◆ **Exercise task**: Transcribe the records below verbatim, beginning with their first line and continuing up to and including the line that contains "361, 177, 365]".
◇ ◇ ◇ ◇ ◇ ◇ ◇
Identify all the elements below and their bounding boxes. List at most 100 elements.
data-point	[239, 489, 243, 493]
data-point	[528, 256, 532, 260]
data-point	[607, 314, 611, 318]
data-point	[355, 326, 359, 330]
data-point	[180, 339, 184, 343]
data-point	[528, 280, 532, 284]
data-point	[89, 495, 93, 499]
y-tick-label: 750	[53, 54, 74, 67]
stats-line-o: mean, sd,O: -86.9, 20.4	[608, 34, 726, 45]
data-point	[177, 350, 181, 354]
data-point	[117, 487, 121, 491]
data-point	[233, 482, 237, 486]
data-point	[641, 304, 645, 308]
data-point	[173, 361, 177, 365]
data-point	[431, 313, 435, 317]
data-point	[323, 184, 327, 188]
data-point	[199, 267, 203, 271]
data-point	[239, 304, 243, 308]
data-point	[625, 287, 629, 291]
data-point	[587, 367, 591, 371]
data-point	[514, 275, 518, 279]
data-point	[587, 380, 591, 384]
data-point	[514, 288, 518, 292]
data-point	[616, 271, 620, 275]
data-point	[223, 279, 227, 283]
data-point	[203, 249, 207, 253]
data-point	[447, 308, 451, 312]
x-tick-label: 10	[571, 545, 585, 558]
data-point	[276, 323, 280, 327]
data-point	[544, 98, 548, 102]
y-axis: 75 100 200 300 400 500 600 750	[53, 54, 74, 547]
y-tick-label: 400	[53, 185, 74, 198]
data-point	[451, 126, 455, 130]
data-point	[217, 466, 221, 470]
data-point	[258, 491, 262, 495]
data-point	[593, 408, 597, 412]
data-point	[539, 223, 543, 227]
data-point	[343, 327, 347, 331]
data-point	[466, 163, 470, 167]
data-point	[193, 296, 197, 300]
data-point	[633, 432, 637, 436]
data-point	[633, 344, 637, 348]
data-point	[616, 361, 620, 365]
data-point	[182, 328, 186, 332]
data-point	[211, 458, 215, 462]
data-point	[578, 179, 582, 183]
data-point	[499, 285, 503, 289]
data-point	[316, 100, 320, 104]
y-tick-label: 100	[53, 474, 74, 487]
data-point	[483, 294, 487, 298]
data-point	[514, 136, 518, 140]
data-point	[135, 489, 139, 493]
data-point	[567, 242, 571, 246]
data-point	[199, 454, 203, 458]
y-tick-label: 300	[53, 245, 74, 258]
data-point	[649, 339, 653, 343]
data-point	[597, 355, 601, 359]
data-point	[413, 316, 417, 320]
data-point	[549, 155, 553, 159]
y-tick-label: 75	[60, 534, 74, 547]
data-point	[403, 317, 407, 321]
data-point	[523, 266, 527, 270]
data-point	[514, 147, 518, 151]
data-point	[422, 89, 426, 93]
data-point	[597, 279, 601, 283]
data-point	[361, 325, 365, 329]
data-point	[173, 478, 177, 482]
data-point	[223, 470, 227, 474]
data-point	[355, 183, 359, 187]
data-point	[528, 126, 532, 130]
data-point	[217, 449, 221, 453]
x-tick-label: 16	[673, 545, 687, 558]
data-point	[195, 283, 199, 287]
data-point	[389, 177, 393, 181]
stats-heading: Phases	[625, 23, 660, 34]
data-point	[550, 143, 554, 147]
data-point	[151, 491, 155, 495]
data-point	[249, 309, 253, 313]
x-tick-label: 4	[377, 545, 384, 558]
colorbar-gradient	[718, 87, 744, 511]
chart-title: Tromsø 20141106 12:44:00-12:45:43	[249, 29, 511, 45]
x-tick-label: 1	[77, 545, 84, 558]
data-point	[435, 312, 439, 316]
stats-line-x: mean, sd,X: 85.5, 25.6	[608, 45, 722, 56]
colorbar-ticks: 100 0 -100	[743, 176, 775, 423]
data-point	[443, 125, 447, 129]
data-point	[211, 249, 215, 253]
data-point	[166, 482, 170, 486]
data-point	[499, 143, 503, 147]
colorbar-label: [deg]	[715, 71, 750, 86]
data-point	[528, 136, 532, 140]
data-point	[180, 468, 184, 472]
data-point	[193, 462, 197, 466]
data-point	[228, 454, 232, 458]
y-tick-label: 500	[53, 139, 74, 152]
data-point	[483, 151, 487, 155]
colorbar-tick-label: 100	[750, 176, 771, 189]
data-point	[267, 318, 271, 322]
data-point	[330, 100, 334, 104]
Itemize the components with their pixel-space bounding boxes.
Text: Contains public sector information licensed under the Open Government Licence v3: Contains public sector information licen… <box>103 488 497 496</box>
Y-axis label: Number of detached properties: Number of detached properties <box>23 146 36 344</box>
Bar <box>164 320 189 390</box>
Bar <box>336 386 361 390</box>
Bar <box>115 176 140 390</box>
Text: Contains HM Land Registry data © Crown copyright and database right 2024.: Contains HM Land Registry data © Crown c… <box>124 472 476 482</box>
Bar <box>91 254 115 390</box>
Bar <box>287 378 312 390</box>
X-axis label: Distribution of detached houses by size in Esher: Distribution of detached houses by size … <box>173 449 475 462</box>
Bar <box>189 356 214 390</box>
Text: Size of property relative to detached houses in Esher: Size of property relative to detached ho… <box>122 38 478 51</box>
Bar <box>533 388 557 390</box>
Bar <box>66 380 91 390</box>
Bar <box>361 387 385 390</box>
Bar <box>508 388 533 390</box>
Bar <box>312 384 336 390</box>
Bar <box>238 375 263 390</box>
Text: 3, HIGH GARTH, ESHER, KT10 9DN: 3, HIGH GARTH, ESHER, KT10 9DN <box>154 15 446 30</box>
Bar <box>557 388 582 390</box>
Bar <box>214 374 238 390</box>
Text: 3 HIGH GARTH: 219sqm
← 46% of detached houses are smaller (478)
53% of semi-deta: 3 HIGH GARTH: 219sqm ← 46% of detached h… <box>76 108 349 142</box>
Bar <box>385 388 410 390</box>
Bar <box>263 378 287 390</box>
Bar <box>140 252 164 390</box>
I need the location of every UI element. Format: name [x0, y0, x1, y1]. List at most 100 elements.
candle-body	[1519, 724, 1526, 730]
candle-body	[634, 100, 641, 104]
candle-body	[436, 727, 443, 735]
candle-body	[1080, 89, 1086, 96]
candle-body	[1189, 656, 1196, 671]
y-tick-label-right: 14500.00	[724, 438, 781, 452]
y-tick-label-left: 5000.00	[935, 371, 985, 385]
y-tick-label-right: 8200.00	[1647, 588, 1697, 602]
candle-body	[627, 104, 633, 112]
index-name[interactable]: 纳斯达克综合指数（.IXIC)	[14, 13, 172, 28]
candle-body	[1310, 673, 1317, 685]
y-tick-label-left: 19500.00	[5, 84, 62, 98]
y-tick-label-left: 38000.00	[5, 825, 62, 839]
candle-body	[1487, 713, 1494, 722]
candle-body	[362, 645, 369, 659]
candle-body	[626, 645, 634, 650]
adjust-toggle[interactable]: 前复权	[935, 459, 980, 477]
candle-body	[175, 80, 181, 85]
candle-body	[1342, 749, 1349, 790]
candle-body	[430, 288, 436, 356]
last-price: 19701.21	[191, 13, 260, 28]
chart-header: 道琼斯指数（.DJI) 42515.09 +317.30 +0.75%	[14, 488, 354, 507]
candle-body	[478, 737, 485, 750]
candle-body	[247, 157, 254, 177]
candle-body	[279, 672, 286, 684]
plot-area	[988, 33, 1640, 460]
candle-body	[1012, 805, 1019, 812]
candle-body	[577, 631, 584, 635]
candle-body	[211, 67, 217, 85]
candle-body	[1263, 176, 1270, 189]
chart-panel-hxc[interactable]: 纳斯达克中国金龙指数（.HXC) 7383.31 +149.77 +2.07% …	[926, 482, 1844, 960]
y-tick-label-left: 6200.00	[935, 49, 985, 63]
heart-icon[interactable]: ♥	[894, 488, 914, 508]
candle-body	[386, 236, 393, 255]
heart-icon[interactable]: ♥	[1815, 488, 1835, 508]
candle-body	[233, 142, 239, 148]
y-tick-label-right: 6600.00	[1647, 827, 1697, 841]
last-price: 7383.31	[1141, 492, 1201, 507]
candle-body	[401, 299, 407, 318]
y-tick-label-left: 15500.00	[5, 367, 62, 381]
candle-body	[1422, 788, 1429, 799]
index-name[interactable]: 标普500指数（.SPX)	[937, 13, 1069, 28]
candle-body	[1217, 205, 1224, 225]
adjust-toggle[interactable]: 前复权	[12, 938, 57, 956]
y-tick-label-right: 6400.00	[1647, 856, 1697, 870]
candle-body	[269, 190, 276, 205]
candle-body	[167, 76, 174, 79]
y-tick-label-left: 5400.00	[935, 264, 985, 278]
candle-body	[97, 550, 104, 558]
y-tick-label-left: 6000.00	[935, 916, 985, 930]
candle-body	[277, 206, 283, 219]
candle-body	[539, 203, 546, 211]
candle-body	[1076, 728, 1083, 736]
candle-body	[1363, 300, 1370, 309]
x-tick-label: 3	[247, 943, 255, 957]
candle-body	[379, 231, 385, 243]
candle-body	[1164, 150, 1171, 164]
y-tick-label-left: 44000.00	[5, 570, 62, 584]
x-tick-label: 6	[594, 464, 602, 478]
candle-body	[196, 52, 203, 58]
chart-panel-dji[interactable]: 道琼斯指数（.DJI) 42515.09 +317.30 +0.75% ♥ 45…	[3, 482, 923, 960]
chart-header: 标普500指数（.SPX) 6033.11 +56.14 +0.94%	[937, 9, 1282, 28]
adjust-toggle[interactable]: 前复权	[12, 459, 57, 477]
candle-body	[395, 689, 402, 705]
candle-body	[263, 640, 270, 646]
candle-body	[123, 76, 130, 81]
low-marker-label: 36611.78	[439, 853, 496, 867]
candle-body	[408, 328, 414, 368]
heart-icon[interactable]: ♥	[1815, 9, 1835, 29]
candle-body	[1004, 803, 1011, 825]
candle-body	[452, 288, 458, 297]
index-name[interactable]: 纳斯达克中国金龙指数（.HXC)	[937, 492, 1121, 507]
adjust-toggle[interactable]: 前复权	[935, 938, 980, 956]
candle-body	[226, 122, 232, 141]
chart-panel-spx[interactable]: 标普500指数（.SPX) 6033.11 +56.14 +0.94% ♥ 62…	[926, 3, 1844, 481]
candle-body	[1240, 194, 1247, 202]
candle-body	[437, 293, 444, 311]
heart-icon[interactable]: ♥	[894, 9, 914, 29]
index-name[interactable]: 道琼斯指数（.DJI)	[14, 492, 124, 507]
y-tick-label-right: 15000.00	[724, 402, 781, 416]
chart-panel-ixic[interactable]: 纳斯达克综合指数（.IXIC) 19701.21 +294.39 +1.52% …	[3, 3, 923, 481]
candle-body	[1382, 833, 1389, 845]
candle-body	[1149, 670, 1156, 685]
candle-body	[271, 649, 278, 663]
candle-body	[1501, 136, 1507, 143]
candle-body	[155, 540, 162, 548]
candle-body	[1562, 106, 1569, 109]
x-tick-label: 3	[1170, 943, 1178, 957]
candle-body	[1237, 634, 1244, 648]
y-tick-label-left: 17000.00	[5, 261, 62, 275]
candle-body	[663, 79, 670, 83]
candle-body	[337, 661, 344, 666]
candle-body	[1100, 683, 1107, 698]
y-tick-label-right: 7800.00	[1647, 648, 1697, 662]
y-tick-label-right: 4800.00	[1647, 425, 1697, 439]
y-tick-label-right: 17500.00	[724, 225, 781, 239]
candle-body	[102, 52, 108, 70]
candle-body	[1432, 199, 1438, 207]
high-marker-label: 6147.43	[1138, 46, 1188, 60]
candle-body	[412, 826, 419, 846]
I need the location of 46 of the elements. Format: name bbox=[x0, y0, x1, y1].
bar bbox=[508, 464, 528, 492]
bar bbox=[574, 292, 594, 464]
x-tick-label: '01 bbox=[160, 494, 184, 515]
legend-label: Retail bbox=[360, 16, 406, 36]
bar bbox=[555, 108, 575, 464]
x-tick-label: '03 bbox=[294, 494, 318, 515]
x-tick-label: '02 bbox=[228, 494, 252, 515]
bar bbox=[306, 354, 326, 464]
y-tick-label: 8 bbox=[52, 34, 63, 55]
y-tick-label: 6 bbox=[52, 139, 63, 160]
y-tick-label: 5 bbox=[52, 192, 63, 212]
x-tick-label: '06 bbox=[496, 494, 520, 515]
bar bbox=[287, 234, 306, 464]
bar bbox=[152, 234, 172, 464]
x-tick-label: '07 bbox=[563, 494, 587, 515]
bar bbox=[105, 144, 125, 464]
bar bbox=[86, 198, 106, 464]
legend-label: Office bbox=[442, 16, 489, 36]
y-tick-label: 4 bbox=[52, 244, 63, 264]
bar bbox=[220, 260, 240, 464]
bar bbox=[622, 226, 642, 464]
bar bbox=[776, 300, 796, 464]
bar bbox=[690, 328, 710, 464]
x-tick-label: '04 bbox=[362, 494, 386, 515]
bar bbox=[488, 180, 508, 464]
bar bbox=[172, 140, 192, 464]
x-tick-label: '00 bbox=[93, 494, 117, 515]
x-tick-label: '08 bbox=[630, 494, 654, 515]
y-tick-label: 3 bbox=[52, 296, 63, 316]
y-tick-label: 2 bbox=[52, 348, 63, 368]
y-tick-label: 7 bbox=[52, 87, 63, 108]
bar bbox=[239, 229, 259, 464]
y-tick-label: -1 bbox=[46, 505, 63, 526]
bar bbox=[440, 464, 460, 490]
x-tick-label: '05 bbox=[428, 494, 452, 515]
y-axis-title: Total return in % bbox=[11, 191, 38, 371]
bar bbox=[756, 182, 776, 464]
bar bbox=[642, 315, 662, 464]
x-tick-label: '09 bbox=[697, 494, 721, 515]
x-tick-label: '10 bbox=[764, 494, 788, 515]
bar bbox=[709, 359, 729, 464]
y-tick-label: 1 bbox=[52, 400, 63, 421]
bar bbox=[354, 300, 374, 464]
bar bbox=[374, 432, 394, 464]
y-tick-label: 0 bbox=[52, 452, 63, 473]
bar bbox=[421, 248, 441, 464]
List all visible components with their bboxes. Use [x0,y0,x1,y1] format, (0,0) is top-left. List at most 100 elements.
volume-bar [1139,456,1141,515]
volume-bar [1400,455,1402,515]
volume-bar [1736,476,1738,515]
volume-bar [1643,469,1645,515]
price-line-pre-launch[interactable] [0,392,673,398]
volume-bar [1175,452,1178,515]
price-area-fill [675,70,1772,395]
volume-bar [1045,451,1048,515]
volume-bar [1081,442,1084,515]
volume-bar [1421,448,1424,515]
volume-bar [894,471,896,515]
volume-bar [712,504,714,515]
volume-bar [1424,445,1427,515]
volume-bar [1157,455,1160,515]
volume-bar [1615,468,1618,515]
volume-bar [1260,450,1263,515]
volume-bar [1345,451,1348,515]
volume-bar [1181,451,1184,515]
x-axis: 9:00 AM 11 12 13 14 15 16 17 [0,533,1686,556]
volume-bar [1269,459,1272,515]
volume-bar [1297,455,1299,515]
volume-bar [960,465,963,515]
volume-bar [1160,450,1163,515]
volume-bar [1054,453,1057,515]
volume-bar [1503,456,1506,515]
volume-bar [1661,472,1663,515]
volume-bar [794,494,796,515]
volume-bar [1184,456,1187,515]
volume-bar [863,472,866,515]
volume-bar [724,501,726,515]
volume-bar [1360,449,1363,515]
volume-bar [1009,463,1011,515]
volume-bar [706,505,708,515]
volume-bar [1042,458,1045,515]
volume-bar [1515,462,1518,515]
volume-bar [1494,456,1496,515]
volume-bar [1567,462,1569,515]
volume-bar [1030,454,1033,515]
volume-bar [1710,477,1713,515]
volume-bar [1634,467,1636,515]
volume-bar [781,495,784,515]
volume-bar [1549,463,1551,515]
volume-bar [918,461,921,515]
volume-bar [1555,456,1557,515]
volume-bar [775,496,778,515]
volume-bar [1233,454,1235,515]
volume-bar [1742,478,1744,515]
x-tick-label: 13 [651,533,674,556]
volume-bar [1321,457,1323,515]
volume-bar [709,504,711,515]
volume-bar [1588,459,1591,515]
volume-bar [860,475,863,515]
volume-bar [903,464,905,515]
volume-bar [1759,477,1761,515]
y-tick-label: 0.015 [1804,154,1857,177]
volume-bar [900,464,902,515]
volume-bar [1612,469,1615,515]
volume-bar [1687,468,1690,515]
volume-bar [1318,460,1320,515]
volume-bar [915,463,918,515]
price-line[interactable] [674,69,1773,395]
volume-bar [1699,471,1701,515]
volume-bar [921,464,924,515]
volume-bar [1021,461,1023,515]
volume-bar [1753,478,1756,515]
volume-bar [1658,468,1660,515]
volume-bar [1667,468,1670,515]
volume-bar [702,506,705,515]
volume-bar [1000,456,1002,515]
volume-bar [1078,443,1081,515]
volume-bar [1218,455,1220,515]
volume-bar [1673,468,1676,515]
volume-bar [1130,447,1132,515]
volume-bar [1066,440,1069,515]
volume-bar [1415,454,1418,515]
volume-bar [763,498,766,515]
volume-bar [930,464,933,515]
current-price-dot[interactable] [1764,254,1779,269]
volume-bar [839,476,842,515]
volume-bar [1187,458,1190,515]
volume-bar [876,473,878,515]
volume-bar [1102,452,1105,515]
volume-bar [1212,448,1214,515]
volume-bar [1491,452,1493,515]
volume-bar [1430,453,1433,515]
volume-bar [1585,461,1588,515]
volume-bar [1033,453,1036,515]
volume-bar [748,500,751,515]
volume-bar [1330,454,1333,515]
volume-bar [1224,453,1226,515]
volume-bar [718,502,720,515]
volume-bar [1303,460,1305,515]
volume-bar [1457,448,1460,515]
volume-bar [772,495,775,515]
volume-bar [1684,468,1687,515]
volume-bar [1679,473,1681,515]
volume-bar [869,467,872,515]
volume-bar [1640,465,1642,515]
◇ ◇ ◇ ◇ ◇ ◇ ◇
◆ **Solved exercise**:
Identify all the elements below and their bounding boxes. List at most 100 elements.
data-point	[239, 489, 243, 493]
data-point	[528, 256, 532, 260]
data-point	[607, 314, 611, 318]
data-point	[355, 326, 359, 330]
data-point	[180, 339, 184, 343]
data-point	[528, 280, 532, 284]
data-point	[89, 495, 93, 499]
y-tick-label: 750	[53, 54, 74, 67]
stats-line-o: mean, sd,O: -86.9, 20.4	[608, 34, 726, 45]
data-point	[177, 350, 181, 354]
data-point	[117, 487, 121, 491]
data-point	[233, 482, 237, 486]
data-point	[641, 304, 645, 308]
data-point	[173, 361, 177, 365]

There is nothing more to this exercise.